[Data entries]
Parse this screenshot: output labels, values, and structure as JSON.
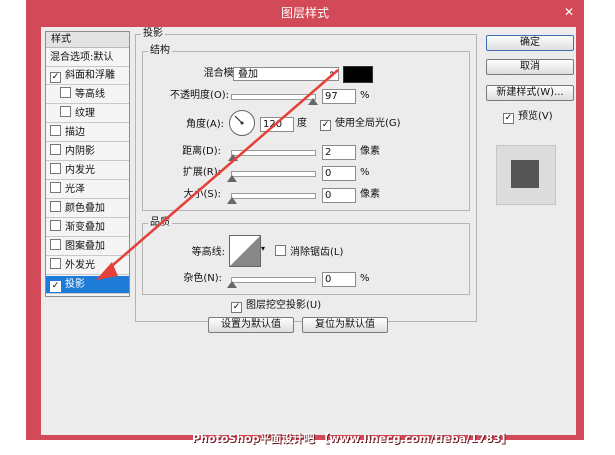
{
  "window": {
    "title": "图层样式",
    "close_glyph": "✕"
  },
  "left_panel": {
    "header": "样式",
    "items": [
      {
        "label": "混合选项:默认",
        "checkbox": false,
        "checked": false,
        "selected": false
      },
      {
        "label": "斜面和浮雕",
        "checkbox": true,
        "checked": true,
        "selected": false
      },
      {
        "label": "等高线",
        "checkbox": true,
        "checked": false,
        "selected": false,
        "indent": true
      },
      {
        "label": "纹理",
        "checkbox": true,
        "checked": false,
        "selected": false,
        "indent": true
      },
      {
        "label": "描边",
        "checkbox": true,
        "checked": false,
        "selected": false
      },
      {
        "label": "内阴影",
        "checkbox": true,
        "checked": false,
        "selected": false
      },
      {
        "label": "内发光",
        "checkbox": true,
        "checked": false,
        "selected": false
      },
      {
        "label": "光泽",
        "checkbox": true,
        "checked": false,
        "selected": false
      },
      {
        "label": "颜色叠加",
        "checkbox": true,
        "checked": false,
        "selected": false
      },
      {
        "label": "渐变叠加",
        "checkbox": true,
        "checked": false,
        "selected": false
      },
      {
        "label": "图案叠加",
        "checkbox": true,
        "checked": false,
        "selected": false
      },
      {
        "label": "外发光",
        "checkbox": true,
        "checked": false,
        "selected": false
      },
      {
        "label": "投影",
        "checkbox": true,
        "checked": true,
        "selected": true
      }
    ]
  },
  "drop_shadow": {
    "title": "投影",
    "structure": {
      "title": "结构",
      "blend_mode_label": "混合模式:",
      "blend_mode_value": "叠加",
      "blend_color": "#000000",
      "opacity_label": "不透明度(O):",
      "opacity_value": "97",
      "opacity_unit": "%",
      "opacity_fraction": 0.97,
      "angle_label": "角度(A):",
      "angle_value": "120",
      "angle_unit": "度",
      "global_light_label": "使用全局光(G)",
      "global_light_checked": true,
      "distance_label": "距离(D):",
      "distance_value": "2",
      "distance_unit": "像素",
      "spread_label": "扩展(R):",
      "spread_value": "0",
      "spread_unit": "%",
      "size_label": "大小(S):",
      "size_value": "0",
      "size_unit": "像素"
    },
    "quality": {
      "title": "品质",
      "contour_label": "等高线:",
      "antialias_label": "消除锯齿(L)",
      "antialias_checked": false,
      "noise_label": "杂色(N):",
      "noise_value": "0",
      "noise_unit": "%"
    },
    "knockout_label": "图层挖空投影(U)",
    "knockout_checked": true,
    "set_default_label": "设置为默认值",
    "reset_default_label": "复位为默认值"
  },
  "right_buttons": {
    "ok": "确定",
    "cancel": "取消",
    "new_style": "新建样式(W)...",
    "preview_label": "预览(V)",
    "preview_checked": true
  },
  "watermark": "PhotoShop平面设计吧 【www.linecg.com/tieba/1783】",
  "colors": {
    "frame": "#d24a57",
    "selection": "#1f7bd8",
    "arrow": "#e5403a"
  }
}
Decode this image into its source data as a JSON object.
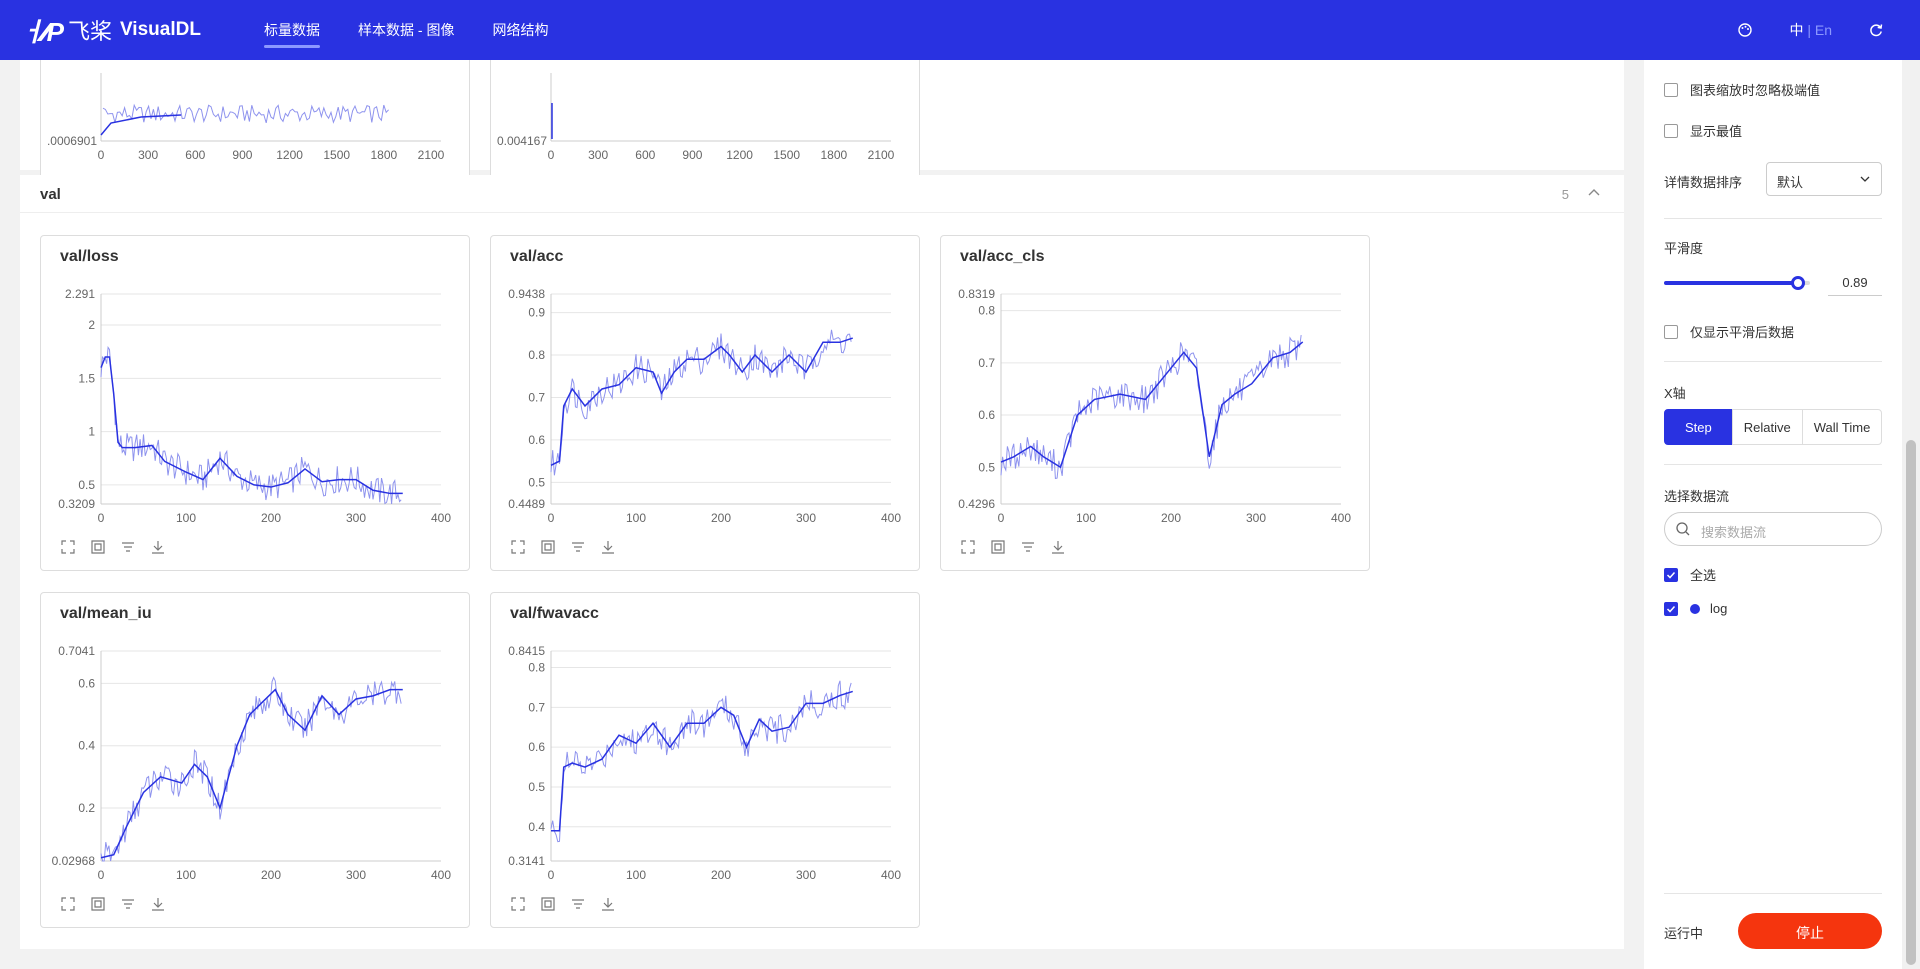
{
  "header": {
    "logo_cn": "飞桨",
    "logo_text": "VisualDL",
    "nav": [
      "标量数据",
      "样本数据 - 图像",
      "网络结构"
    ],
    "lang_active": "中",
    "lang_sep": "|",
    "lang_other": "En"
  },
  "top_cards": [
    {
      "y_min_label": ".0006901",
      "x_ticks": [
        "0",
        "300",
        "600",
        "900",
        "1200",
        "1500",
        "1800",
        "2100"
      ]
    },
    {
      "y_min_label": "0.004167",
      "x_ticks": [
        "0",
        "300",
        "600",
        "900",
        "1200",
        "1500",
        "1800",
        "2100"
      ]
    }
  ],
  "group": {
    "name": "val",
    "count": "5"
  },
  "chart_data": [
    {
      "type": "line",
      "title": "val/loss",
      "ylim": [
        0.3209,
        2.291
      ],
      "y_ticks": [
        "2.291",
        "2",
        "1.5",
        "1",
        "0.5",
        "0.3209"
      ],
      "y_tick_values": [
        2.291,
        2,
        1.5,
        1,
        0.5,
        0.3209
      ],
      "xlim": [
        0,
        400
      ],
      "x_ticks": [
        "0",
        "100",
        "200",
        "300",
        "400"
      ],
      "series": [
        {
          "name": "log",
          "x": [
            0,
            5,
            10,
            15,
            20,
            25,
            40,
            60,
            75,
            100,
            120,
            140,
            160,
            180,
            200,
            220,
            240,
            260,
            280,
            300,
            320,
            340,
            355
          ],
          "values": [
            1.6,
            1.7,
            1.7,
            1.35,
            0.9,
            0.85,
            0.85,
            0.87,
            0.72,
            0.62,
            0.55,
            0.75,
            0.58,
            0.5,
            0.48,
            0.52,
            0.65,
            0.53,
            0.55,
            0.55,
            0.45,
            0.42,
            0.42
          ]
        }
      ]
    },
    {
      "type": "line",
      "title": "val/acc",
      "ylim": [
        0.4489,
        0.9438
      ],
      "y_ticks": [
        "0.9438",
        "0.9",
        "0.8",
        "0.7",
        "0.6",
        "0.5",
        "0.4489"
      ],
      "y_tick_values": [
        0.9438,
        0.9,
        0.8,
        0.7,
        0.6,
        0.5,
        0.4489
      ],
      "xlim": [
        0,
        400
      ],
      "x_ticks": [
        "0",
        "100",
        "200",
        "300",
        "400"
      ],
      "series": [
        {
          "name": "log",
          "x": [
            0,
            10,
            15,
            25,
            40,
            60,
            80,
            100,
            120,
            130,
            145,
            160,
            180,
            200,
            210,
            225,
            240,
            260,
            280,
            300,
            320,
            340,
            355
          ],
          "values": [
            0.54,
            0.55,
            0.68,
            0.72,
            0.68,
            0.72,
            0.73,
            0.77,
            0.76,
            0.71,
            0.76,
            0.79,
            0.79,
            0.82,
            0.8,
            0.76,
            0.8,
            0.76,
            0.8,
            0.76,
            0.83,
            0.83,
            0.84
          ]
        }
      ]
    },
    {
      "type": "line",
      "title": "val/acc_cls",
      "ylim": [
        0.4296,
        0.8319
      ],
      "y_ticks": [
        "0.8319",
        "0.8",
        "0.7",
        "0.6",
        "0.5",
        "0.4296"
      ],
      "y_tick_values": [
        0.8319,
        0.8,
        0.7,
        0.6,
        0.5,
        0.4296
      ],
      "xlim": [
        0,
        400
      ],
      "x_ticks": [
        "0",
        "100",
        "200",
        "300",
        "400"
      ],
      "series": [
        {
          "name": "log",
          "x": [
            0,
            15,
            35,
            50,
            70,
            90,
            110,
            140,
            170,
            200,
            215,
            230,
            245,
            260,
            275,
            295,
            320,
            340,
            355
          ],
          "values": [
            0.51,
            0.52,
            0.54,
            0.52,
            0.5,
            0.6,
            0.63,
            0.64,
            0.63,
            0.69,
            0.72,
            0.69,
            0.52,
            0.62,
            0.64,
            0.66,
            0.71,
            0.72,
            0.74
          ]
        }
      ]
    },
    {
      "type": "line",
      "title": "val/mean_iu",
      "ylim": [
        0.02968,
        0.7041
      ],
      "y_ticks": [
        "0.7041",
        "0.6",
        "0.4",
        "0.2",
        "0.02968"
      ],
      "y_tick_values": [
        0.7041,
        0.6,
        0.4,
        0.2,
        0.02968
      ],
      "xlim": [
        0,
        400
      ],
      "x_ticks": [
        "0",
        "100",
        "200",
        "300",
        "400"
      ],
      "series": [
        {
          "name": "log",
          "x": [
            0,
            15,
            30,
            50,
            70,
            95,
            110,
            125,
            140,
            160,
            175,
            190,
            205,
            220,
            240,
            260,
            280,
            300,
            320,
            340,
            355
          ],
          "values": [
            0.04,
            0.05,
            0.14,
            0.25,
            0.3,
            0.28,
            0.34,
            0.3,
            0.2,
            0.4,
            0.5,
            0.54,
            0.58,
            0.5,
            0.45,
            0.56,
            0.5,
            0.55,
            0.56,
            0.58,
            0.58
          ]
        }
      ]
    },
    {
      "type": "line",
      "title": "val/fwavacc",
      "ylim": [
        0.3141,
        0.8415
      ],
      "y_ticks": [
        "0.8415",
        "0.8",
        "0.7",
        "0.6",
        "0.5",
        "0.4",
        "0.3141"
      ],
      "y_tick_values": [
        0.8415,
        0.8,
        0.7,
        0.6,
        0.5,
        0.4,
        0.3141
      ],
      "xlim": [
        0,
        400
      ],
      "x_ticks": [
        "0",
        "100",
        "200",
        "300",
        "400"
      ],
      "series": [
        {
          "name": "log",
          "x": [
            0,
            10,
            15,
            25,
            40,
            60,
            80,
            100,
            120,
            140,
            160,
            180,
            200,
            215,
            230,
            245,
            260,
            280,
            300,
            320,
            340,
            355
          ],
          "values": [
            0.39,
            0.39,
            0.55,
            0.56,
            0.55,
            0.57,
            0.63,
            0.61,
            0.66,
            0.6,
            0.66,
            0.66,
            0.7,
            0.68,
            0.6,
            0.67,
            0.64,
            0.65,
            0.71,
            0.71,
            0.73,
            0.74
          ]
        }
      ]
    }
  ],
  "sidebar": {
    "ignore_outliers": "图表缩放时忽略极端值",
    "show_extreme": "显示最值",
    "sort_label": "详情数据排序",
    "sort_value": "默认",
    "smoothing_label": "平滑度",
    "smoothing_value": "0.89",
    "smoothing_fraction": 0.89,
    "only_smoothed": "仅显示平滑后数据",
    "xaxis_label": "X轴",
    "xaxis_options": [
      "Step",
      "Relative",
      "Wall Time"
    ],
    "xaxis_selected": "Step",
    "stream_label": "选择数据流",
    "search_placeholder": "搜索数据流",
    "select_all": "全选",
    "stream_name": "log",
    "status": "运行中",
    "stop": "停止"
  },
  "colors": {
    "brand": "#2932e1",
    "raw_line": "#8e93ee",
    "stop": "#f5350e"
  }
}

**Direction**: For each line of the listing that holds the word "this", show that line.

**The answer**:
Parse this screenshot: output labels, values, and structure as JSON.
Decode this image into its source data as a JSON object.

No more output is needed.